Quote the listing below in its entirety, omitting every image.

::: Record extracts :::

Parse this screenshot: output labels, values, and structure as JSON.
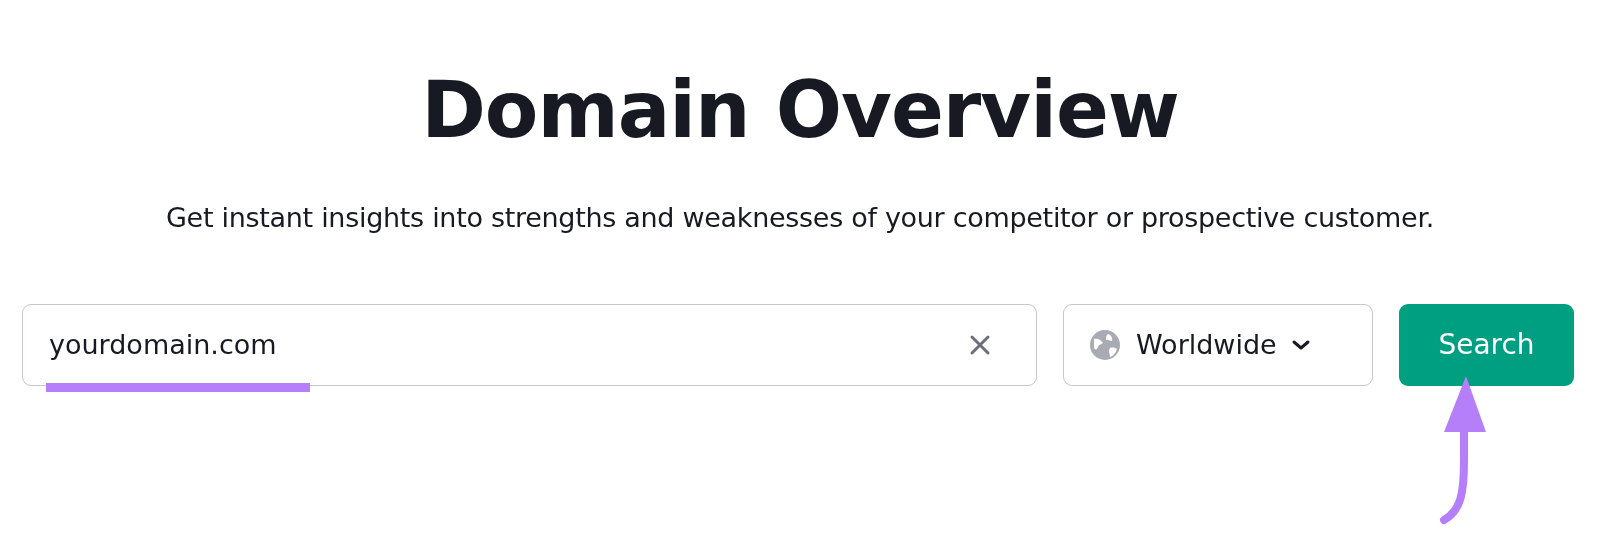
{
  "title": "Domain Overview",
  "subtitle": "Get instant insights into strengths and weaknesses of your competitor or prospective customer.",
  "search": {
    "value": "yourdomain.com"
  },
  "region": {
    "label": "Worldwide"
  },
  "submit": {
    "label": "Search"
  }
}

:::

Answer to the exercise:
Parse this screenshot: output labels, values, and structure as JSON.
{
  "title": "Domain Overview",
  "subtitle": "Get instant insights into strengths and weaknesses of your competitor or prospective customer.",
  "search": {
    "value": "yourdomain.com"
  },
  "region": {
    "label": "Worldwide"
  },
  "submit": {
    "label": "Search"
  }
}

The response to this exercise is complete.